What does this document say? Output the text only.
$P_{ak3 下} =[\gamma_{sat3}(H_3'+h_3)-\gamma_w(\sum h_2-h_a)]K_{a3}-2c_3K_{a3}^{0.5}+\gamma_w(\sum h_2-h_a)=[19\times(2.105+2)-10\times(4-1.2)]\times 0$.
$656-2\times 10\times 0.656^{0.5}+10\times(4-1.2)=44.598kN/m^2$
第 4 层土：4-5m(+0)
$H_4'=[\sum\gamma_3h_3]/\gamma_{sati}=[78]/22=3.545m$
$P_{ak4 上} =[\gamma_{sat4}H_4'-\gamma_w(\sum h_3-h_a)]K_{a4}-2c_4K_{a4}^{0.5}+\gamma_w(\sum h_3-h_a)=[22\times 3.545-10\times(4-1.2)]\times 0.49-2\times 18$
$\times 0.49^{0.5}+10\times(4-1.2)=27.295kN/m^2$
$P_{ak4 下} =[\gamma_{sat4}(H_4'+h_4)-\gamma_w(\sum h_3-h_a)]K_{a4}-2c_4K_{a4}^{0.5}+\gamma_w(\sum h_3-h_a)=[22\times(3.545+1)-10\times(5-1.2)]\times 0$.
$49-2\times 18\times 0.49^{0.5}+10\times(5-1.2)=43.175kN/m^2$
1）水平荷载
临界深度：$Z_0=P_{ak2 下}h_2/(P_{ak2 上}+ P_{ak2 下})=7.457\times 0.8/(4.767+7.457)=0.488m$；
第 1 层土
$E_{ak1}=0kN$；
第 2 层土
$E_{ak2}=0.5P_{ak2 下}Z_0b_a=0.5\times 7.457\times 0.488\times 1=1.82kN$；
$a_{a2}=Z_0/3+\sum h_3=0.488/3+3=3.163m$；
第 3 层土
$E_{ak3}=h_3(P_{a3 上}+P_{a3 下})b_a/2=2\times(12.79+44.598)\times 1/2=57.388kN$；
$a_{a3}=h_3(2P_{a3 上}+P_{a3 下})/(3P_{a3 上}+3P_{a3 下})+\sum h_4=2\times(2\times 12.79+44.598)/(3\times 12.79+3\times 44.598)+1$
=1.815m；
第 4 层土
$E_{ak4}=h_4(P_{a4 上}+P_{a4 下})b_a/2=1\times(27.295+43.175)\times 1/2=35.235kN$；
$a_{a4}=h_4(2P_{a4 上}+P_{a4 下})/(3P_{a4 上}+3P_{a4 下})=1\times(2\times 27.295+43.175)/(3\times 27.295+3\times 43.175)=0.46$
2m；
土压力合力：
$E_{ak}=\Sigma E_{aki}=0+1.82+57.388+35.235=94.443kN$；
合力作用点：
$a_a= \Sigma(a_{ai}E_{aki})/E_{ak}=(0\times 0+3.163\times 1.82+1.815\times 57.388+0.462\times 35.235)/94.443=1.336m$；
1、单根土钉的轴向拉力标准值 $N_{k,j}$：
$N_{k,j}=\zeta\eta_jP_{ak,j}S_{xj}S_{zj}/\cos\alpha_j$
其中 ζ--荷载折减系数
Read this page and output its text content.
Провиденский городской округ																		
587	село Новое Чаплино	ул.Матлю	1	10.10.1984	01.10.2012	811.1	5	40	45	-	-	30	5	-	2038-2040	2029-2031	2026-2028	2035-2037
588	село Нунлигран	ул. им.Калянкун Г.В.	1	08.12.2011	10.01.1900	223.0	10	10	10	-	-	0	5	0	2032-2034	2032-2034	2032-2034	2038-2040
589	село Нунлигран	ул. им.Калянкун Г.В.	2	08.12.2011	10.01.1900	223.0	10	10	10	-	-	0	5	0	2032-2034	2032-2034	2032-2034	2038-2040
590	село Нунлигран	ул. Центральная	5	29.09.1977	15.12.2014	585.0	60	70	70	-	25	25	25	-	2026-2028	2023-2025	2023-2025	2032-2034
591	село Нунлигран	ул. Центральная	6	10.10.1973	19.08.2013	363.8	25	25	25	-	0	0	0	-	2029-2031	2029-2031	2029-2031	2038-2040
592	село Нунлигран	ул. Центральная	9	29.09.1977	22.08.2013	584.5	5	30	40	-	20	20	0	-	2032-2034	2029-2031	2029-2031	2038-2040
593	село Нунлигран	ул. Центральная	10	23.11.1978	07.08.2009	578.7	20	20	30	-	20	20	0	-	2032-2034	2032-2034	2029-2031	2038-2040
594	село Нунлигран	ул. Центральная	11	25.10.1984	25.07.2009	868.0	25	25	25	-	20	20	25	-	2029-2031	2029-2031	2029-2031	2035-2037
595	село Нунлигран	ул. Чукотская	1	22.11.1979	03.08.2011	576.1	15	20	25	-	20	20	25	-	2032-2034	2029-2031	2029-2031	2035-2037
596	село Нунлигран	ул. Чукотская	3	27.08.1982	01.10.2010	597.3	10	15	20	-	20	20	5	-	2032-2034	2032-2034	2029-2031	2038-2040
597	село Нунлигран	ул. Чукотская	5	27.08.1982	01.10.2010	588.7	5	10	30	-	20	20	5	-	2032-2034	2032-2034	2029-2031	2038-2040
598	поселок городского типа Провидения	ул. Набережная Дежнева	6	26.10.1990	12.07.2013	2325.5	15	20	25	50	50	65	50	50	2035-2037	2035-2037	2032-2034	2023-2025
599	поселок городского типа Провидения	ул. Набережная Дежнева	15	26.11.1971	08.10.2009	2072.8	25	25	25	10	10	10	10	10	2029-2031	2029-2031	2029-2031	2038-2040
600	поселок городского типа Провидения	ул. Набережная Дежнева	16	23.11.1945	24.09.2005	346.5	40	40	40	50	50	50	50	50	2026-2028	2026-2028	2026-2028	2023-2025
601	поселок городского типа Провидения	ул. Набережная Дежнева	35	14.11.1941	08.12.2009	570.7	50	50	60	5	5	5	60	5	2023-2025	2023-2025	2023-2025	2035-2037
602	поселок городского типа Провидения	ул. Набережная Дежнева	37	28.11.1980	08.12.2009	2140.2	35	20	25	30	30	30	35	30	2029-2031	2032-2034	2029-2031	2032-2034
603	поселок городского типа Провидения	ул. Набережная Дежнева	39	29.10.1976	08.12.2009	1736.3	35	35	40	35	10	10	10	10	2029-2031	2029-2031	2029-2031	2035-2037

---

Set down the listing in full, keeping every word exactly as it is.

= Exercise result =
What does this document say? Output the text only.
$P_{ak3 下} =[\gamma_{sat3}(H_3'+h_3)-\gamma_w(\sum h_2-h_a)]K_{a3}-2c_3K_{a3}^{0.5}+\gamma_w(\sum h_2-h_a)=[19\times(2.105+2)-10\times(4-1.2)]\times 0$.
$656-2\times 10\times 0.656^{0.5}+10\times(4-1.2)=44.598kN/m^2$
第 4 层土：4-5m(+0)
$H_4'=[\sum\gamma_3h_3]/\gamma_{sati}=[78]/22=3.545m$
$P_{ak4 上} =[\gamma_{sat4}H_4'-\gamma_w(\sum h_3-h_a)]K_{a4}-2c_4K_{a4}^{0.5}+\gamma_w(\sum h_3-h_a)=[22\times 3.545-10\times(4-1.2)]\times 0.49-2\times 18$
$\times 0.49^{0.5}+10\times(4-1.2)=27.295kN/m^2$
$P_{ak4 下} =[\gamma_{sat4}(H_4'+h_4)-\gamma_w(\sum h_3-h_a)]K_{a4}-2c_4K_{a4}^{0.5}+\gamma_w(\sum h_3-h_a)=[22\times(3.545+1)-10\times(5-1.2)]\times 0$.
$49-2\times 18\times 0.49^{0.5}+10\times(5-1.2)=43.175kN/m^2$
1）水平荷载
临界深度：$Z_0=P_{ak2 下}h_2/(P_{ak2 上}+ P_{ak2 下})=7.457\times 0.8/(4.767+7.457)=0.488m$；
第 1 层土
$E_{ak1}=0kN$；
第 2 层土
$E_{ak2}=0.5P_{ak2 下}Z_0b_a=0.5\times 7.457\times 0.488\times 1=1.82kN$；
$a_{a2}=Z_0/3+\sum h_3=0.488/3+3=3.163m$；
第 3 层土
$E_{ak3}=h_3(P_{a3 上}+P_{a3 下})b_a/2=2\times(12.79+44.598)\times 1/2=57.388kN$；
$a_{a3}=h_3(2P_{a3 上}+P_{a3 下})/(3P_{a3 上}+3P_{a3 下})+\sum h_4=2\times(2\times 12.79+44.598)/(3\times 12.79+3\times 44.598)+1$
=1.815m；
第 4 层土
$E_{ak4}=h_4(P_{a4 上}+P_{a4 下})b_a/2=1\times(27.295+43.175)\times 1/2=35.235kN$；
$a_{a4}=h_4(2P_{a4 上}+P_{a4 下})/(3P_{a4 上}+3P_{a4 下})=1\times(2\times 27.295+43.175)/(3\times 27.295+3\times 43.175)=0.46$
2m；
土压力合力：
$E_{ak}=\Sigma E_{aki}=0+1.82+57.388+35.235=94.443kN$；
合力作用点：
$a_a= \Sigma(a_{ai}E_{aki})/E_{ak}=(0\times 0+3.163\times 1.82+1.815\times 57.388+0.462\times 35.235)/94.443=1.336m$；
1、单根土钉的轴向拉力标准值 $N_{k,j}$：
$N_{k,j}=\zeta\eta_jP_{ak,j}S_{xj}S_{zj}/\cos\alpha_j$
其中 ζ--荷载折减系数
Read this page and output its text content.
Провиденский городской округ																		
587	село Новое Чаплино	ул.Матлю	1	10.10.1984	01.10.2012	811.1	5	40	45	-	-	30	5	-	2038-2040	2029-2031	2026-2028	2035-2037
588	село Нунлигран	ул. им.Калянкун Г.В.	1	08.12.2011	10.01.1900	223.0	10	10	10	-	-	0	5	0	2032-2034	2032-2034	2032-2034	2038-2040
589	село Нунлигран	ул. им.Калянкун Г.В.	2	08.12.2011	10.01.1900	223.0	10	10	10	-	-	0	5	0	2032-2034	2032-2034	2032-2034	2038-2040
590	село Нунлигран	ул. Центральная	5	29.09.1977	15.12.2014	585.0	60	70	70	-	25	25	25	-	2026-2028	2023-2025	2023-2025	2032-2034
591	село Нунлигран	ул. Центральная	6	10.10.1973	19.08.2013	363.8	25	25	25	-	0	0	0	-	2029-2031	2029-2031	2029-2031	2038-2040
592	село Нунлигран	ул. Центральная	9	29.09.1977	22.08.2013	584.5	5	30	40	-	20	20	0	-	2032-2034	2029-2031	2029-2031	2038-2040
593	село Нунлигран	ул. Центральная	10	23.11.1978	07.08.2009	578.7	20	20	30	-	20	20	0	-	2032-2034	2032-2034	2029-2031	2038-2040
594	село Нунлигран	ул. Центральная	11	25.10.1984	25.07.2009	868.0	25	25	25	-	20	20	25	-	2029-2031	2029-2031	2029-2031	2035-2037
595	село Нунлигран	ул. Чукотская	1	22.11.1979	03.08.2011	576.1	15	20	25	-	20	20	25	-	2032-2034	2029-2031	2029-2031	2035-2037
596	село Нунлигран	ул. Чукотская	3	27.08.1982	01.10.2010	597.3	10	15	20	-	20	20	5	-	2032-2034	2032-2034	2029-2031	2038-2040
597	село Нунлигран	ул. Чукотская	5	27.08.1982	01.10.2010	588.7	5	10	30	-	20	20	5	-	2032-2034	2032-2034	2029-2031	2038-2040
598	поселок городского типа Провидения	ул. Набережная Дежнева	6	26.10.1990	12.07.2013	2325.5	15	20	25	50	50	65	50	50	2035-2037	2035-2037	2032-2034	2023-2025
599	поселок городского типа Провидения	ул. Набережная Дежнева	15	26.11.1971	08.10.2009	2072.8	25	25	25	10	10	10	10	10	2029-2031	2029-2031	2029-2031	2038-2040
600	поселок городского типа Провидения	ул. Набережная Дежнева	16	23.11.1945	24.09.2005	346.5	40	40	40	50	50	50	50	50	2026-2028	2026-2028	2026-2028	2023-2025
601	поселок городского типа Провидения	ул. Набережная Дежнева	35	14.11.1941	08.12.2009	570.7	50	50	60	5	5	5	60	5	2023-2025	2023-2025	2023-2025	2035-2037
602	поселок городского типа Провидения	ул. Набережная Дежнева	37	28.11.1980	08.12.2009	2140.2	35	20	25	30	30	30	35	30	2029-2031	2032-2034	2029-2031	2032-2034
603	поселок городского типа Провидения	ул. Набережная Дежнева	39	29.10.1976	08.12.2009	1736.3	35	35	40	35	10	10	10	10	2029-2031	2029-2031	2029-2031	2035-2037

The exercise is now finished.